== INSTRUCTION ==
Print the data that follows exactly.

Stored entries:
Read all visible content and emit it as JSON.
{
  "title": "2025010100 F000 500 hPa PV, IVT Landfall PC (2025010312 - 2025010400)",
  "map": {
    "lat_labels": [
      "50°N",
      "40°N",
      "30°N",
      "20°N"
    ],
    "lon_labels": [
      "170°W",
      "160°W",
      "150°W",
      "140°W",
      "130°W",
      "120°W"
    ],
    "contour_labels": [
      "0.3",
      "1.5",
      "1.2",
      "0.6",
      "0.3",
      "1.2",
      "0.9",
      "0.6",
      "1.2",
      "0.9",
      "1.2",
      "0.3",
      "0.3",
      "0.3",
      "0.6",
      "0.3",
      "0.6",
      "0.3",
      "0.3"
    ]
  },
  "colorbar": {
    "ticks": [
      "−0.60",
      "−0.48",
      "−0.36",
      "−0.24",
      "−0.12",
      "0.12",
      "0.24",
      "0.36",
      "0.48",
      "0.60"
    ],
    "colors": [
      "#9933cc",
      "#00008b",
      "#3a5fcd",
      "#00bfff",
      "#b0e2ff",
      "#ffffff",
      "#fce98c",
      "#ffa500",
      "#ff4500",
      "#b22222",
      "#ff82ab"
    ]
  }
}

== RESULT FOR THIS TASK ==
Read all visible content and emit it as JSON.
{
  "title": "2025010100 F000 500 hPa PV, IVT Landfall PC (2025010312 - 2025010400)",
  "map": {
    "lat_labels": [
      "50°N",
      "40°N",
      "30°N",
      "20°N"
    ],
    "lon_labels": [
      "170°W",
      "160°W",
      "150°W",
      "140°W",
      "130°W",
      "120°W"
    ],
    "contour_labels": [
      "0.3",
      "1.5",
      "1.2",
      "0.6",
      "0.3",
      "1.2",
      "0.9",
      "0.6",
      "1.2",
      "0.9",
      "1.2",
      "0.3",
      "0.3",
      "0.3",
      "0.6",
      "0.3",
      "0.6",
      "0.3",
      "0.3"
    ]
  },
  "colorbar": {
    "ticks": [
      "−0.60",
      "−0.48",
      "−0.36",
      "−0.24",
      "−0.12",
      "0.12",
      "0.24",
      "0.36",
      "0.48",
      "0.60"
    ],
    "colors": [
      "#9933cc",
      "#00008b",
      "#3a5fcd",
      "#00bfff",
      "#b0e2ff",
      "#ffffff",
      "#fce98c",
      "#ffa500",
      "#ff4500",
      "#b22222",
      "#ff82ab"
    ]
  }
}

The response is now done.